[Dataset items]
•••••

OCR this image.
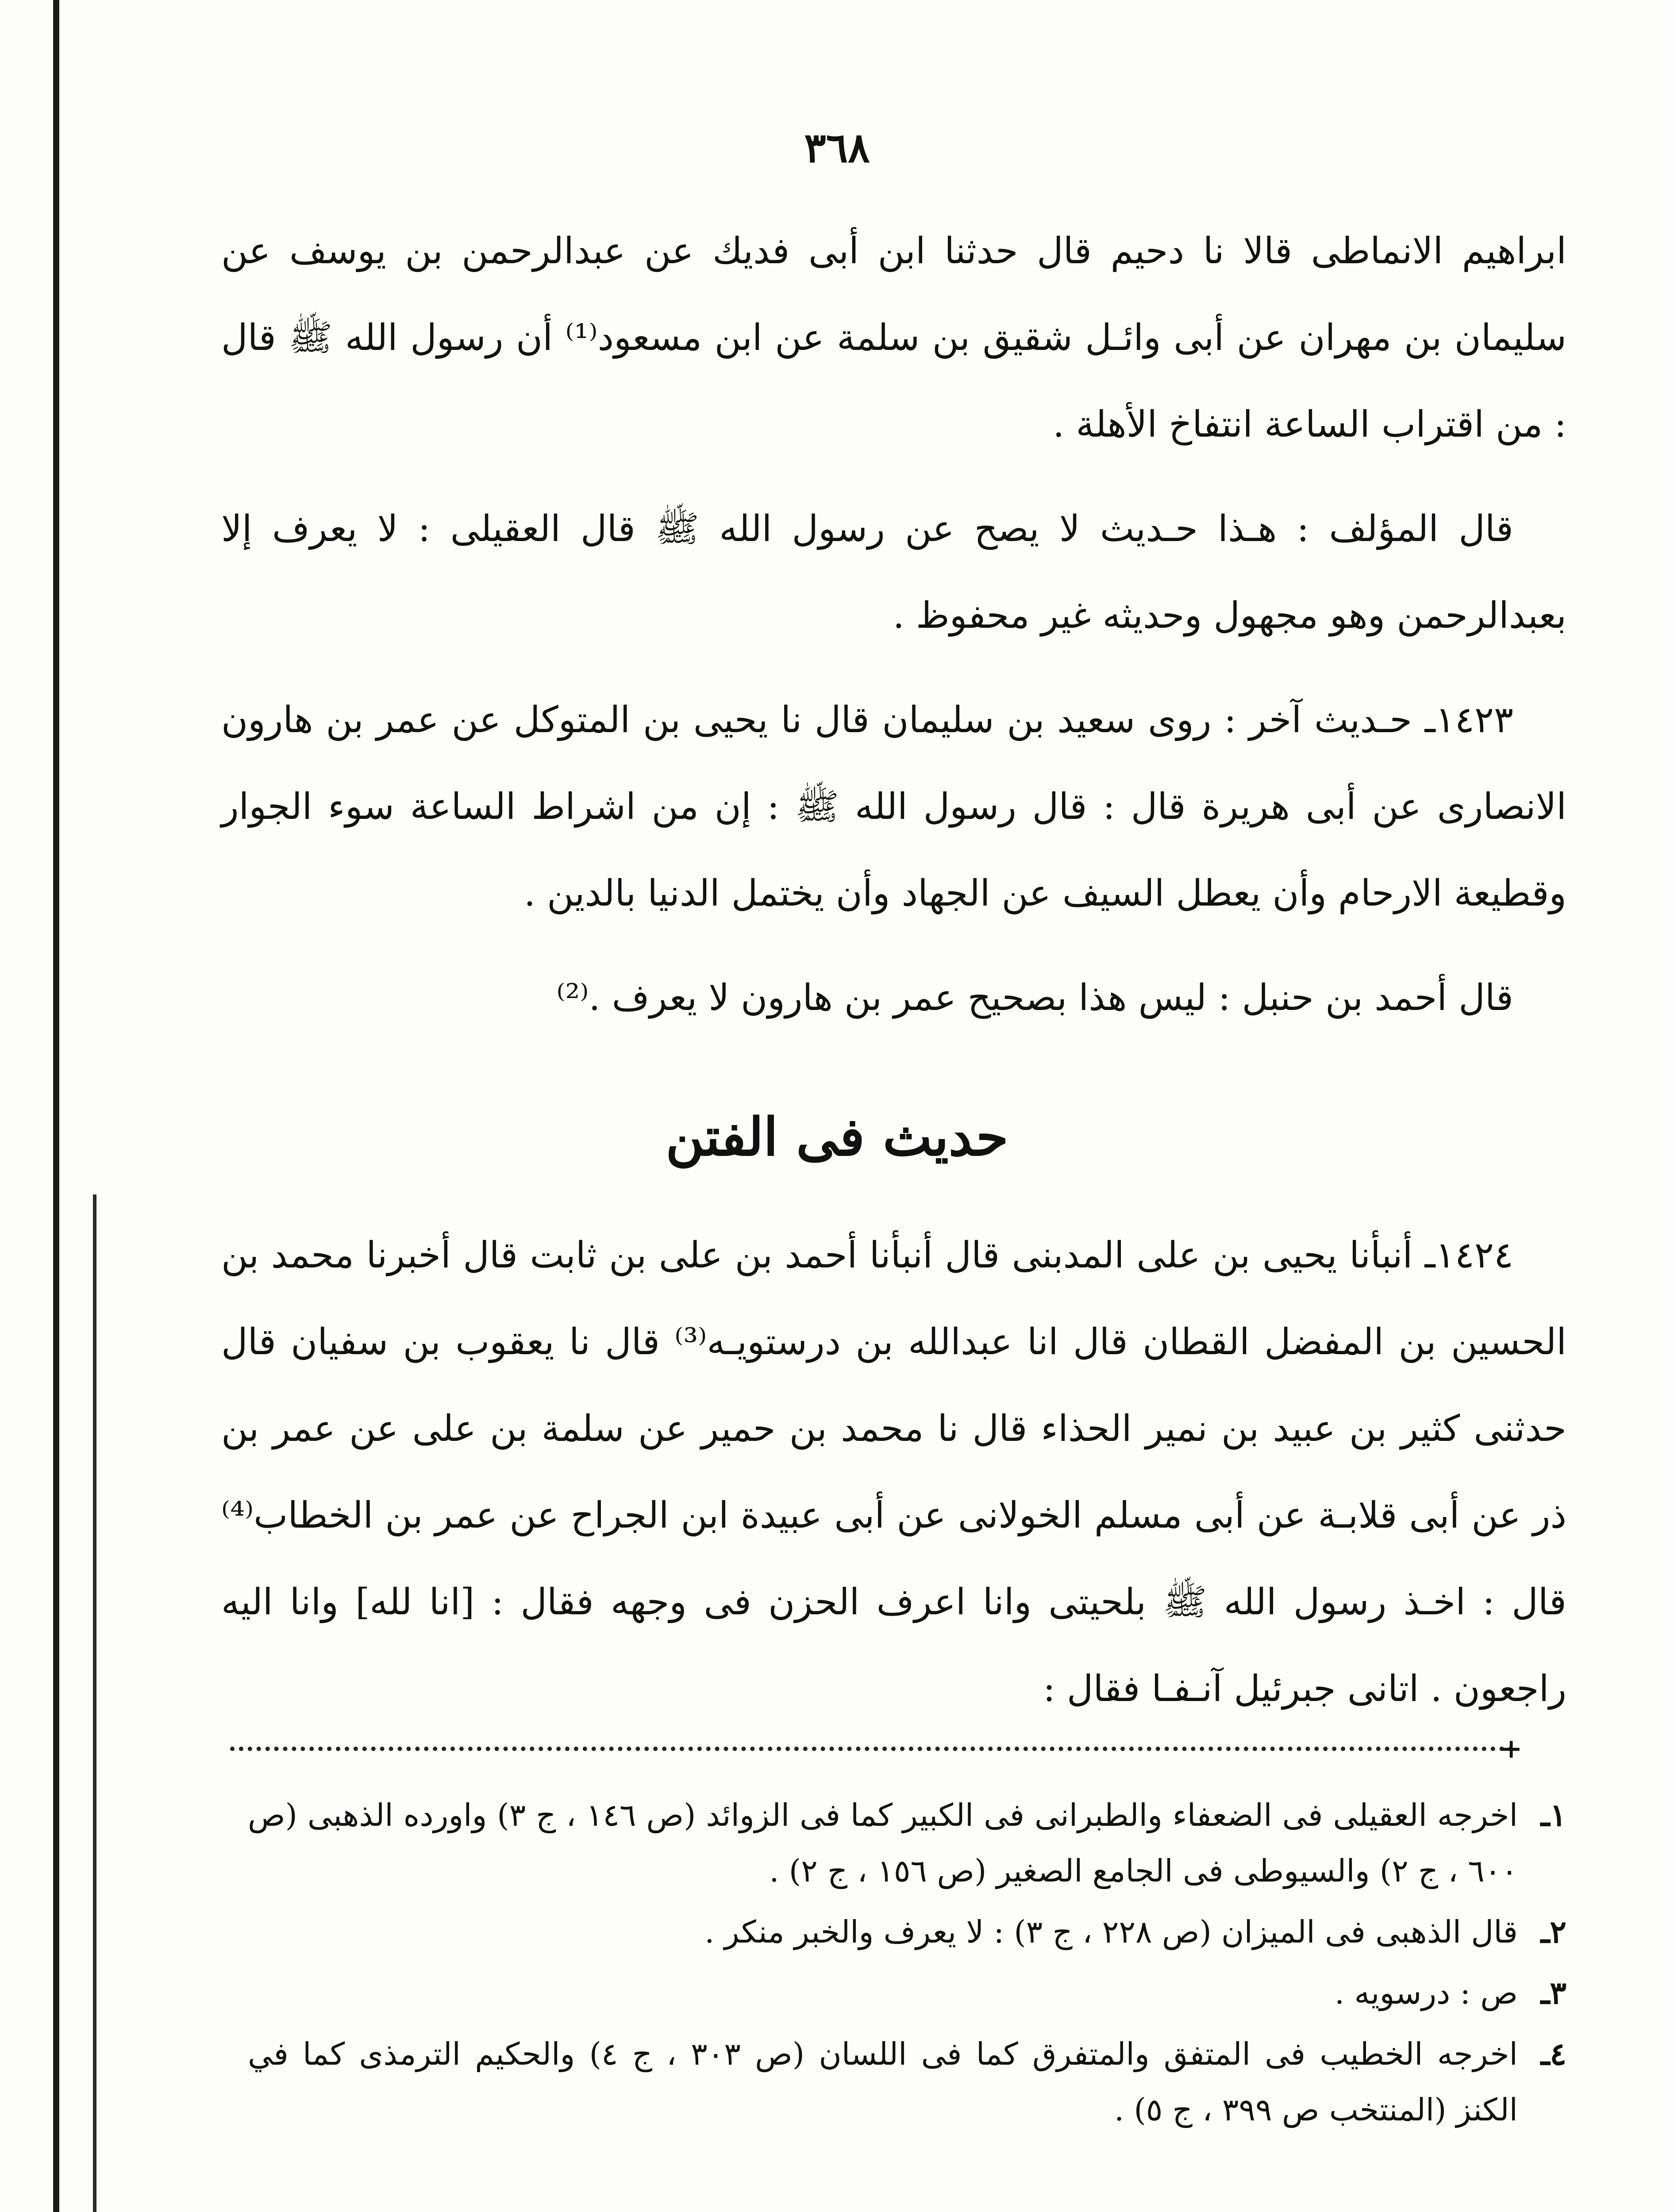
٣٦٨

ابراهيم الانماطى قالا نا دحيم قال حدثنا ابن أبى فديك عن عبدالرحمن بن يوسف عن سليمان بن مهران عن أبى وائـل شقيق بن سلمة عن ابن مسعود⁽¹⁾ أن رسول الله ﷺ قال : من اقتراب الساعة انتفاخ الأهلة .

قال المؤلف : هـذا حـديث لا يصح عن رسول الله ﷺ قال العقيلى : لا يعرف إلا بعبدالرحمن وهو مجهول وحديثه غير محفوظ .

١٤٢٣ـ حـديث آخر : روى سعيد بن سليمان قال نا يحيى بن المتوكل عن عمر بن هارون الانصارى عن أبى هريرة قال : قال رسول الله ﷺ : إن من اشراط الساعة سوء الجوار وقطيعة الارحام وأن يعطل السيف عن الجهاد وأن يختمل الدنيا بالدين .

قال أحمد بن حنبل : ليس هذا بصحيح عمر بن هارون لا يعرف .⁽²⁾

حديث فى الفتن

١٤٢٤ـ أنبأنا يحيى بن على المدبنى قال أنبأنا أحمد بن على بن ثابت قال أخبرنا محمد بن الحسين بن المفضل القطان قال انا عبدالله بن درستويـه⁽³⁾ قال نا يعقوب بن سفيان قال حدثنى كثير بن عبيد بن نمير الحذاء قال نا محمد بن حمير عن سلمة بن على عن عمر بن ذر عن أبى قلابـة عن أبى مسلم الخولانى عن أبى عبيدة ابن الجراح عن عمر بن الخطاب⁽⁴⁾ قال : اخـذ رسول الله ﷺ بلحيتى وانا اعرف الحزن فى وجهه فقال : [انا لله] وانا اليه راجعون . اتانى جبرئيل آنـفـا فقال :

+
١ـ
اخرجه العقيلى فى الضعفاء والطبرانى فى الكبير كما فى الزوائد (ص ١٤٦ ، ج ٣) واورده الذهبى (ص ٦٠٠ ، ج ٢) والسيوطى فى الجامع الصغير (ص ١٥٦ ، ج ٢) .
٢ـ
قال الذهبى فى الميزان (ص ٢٢٨ ، ج ٣) : لا يعرف والخبر منكر .
٣ـ
ص : درسويه .
٤ـ
اخرجه الخطيب فى المتفق والمتفرق كما فى اللسان (ص ٣٠٣ ، ج ٤) والحكيم الترمذى كما في الكنز (المنتخب ص ٣٩٩ ، ج ٥) .
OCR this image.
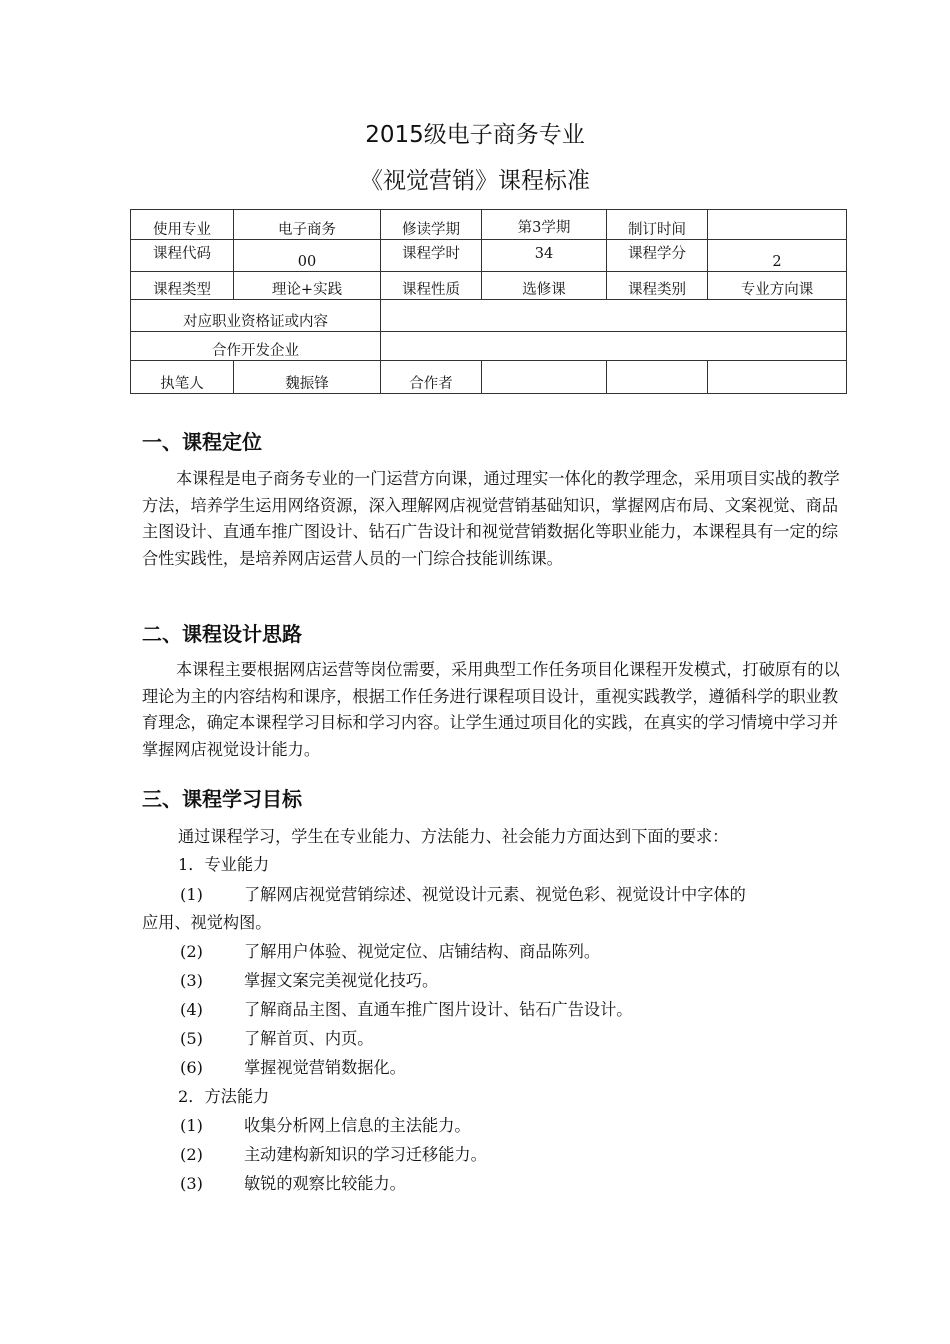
2015级电子商务专业
《视觉营销》课程标准
使用专业	电子商务	修读学期	第3学期	制订时间	
课程代码	00	课程学时	34	课程学分	2
课程类型	理论+实践	课程性质	选修课	课程类别	专业方向课
对应职业资格证或内容					
合作开发企业					
执笔人	魏振锋	合作者			
一、课程定位
本课程是电子商务专业的一门运营方向课，通过理实一体化的教学理念，采用项目实战的教学方法，培养学生运用网络资源，深入理解网店视觉营销基础知识，掌握网店布局、文案视觉、商品主图设计、直通车推广图设计、钻石广告设计和视觉营销数据化等职业能力，本课程具有一定的综合性实践性，是培养网店运营人员的一门综合技能训练课。
二、课程设计思路
本课程主要根据网店运营等岗位需要，采用典型工作任务项目化课程开发模式，打破原有的以理论为主的内容结构和课序，根据工作任务进行课程项目设计，重视实践教学，遵循科学的职业教育理念，确定本课程学习目标和学习内容。让学生通过项目化的实践，在真实的学习情境中学习并掌握网店视觉设计能力。
三、课程学习目标
通过课程学习，学生在专业能力、方法能力、社会能力方面达到下面的要求：
1．专业能力
(1)	了解网店视觉营销综述、视觉设计元素、视觉色彩、视觉设计中字体的
应用、视觉构图。
(2)	了解用户体验、视觉定位、店铺结构、商品陈列。
(3)	掌握文案完美视觉化技巧。
(4)	了解商品主图、直通车推广图片设计、钻石广告设计。
(5)	了解首页、内页。
(6)	掌握视觉营销数据化。
2．方法能力
(1)	收集分析网上信息的主法能力。
(2)	主动建构新知识的学习迁移能力。
(3)	敏锐的观察比较能力。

•••••

# Your goal:
Write out every line from the entries where "حـديث" appears.

# Worked answer:
قال المؤلف : هـذا حـديث لا يصح عن رسول الله ﷺ قال العقيلى : لا يعرف إلا بعبدالرحمن وهو مجهول وحديثه غير محفوظ .
١٤٢٣ـ حـديث آخر : روى سعيد بن سليمان قال نا يحيى بن المتوكل عن عمر بن هارون الانصارى عن أبى هريرة قال : قال رسول الله ﷺ : إن من اشراط الساعة سوء الجوار وقطيعة الارحام وأن يعطل السيف عن الجهاد وأن يختمل الدنيا بالدين .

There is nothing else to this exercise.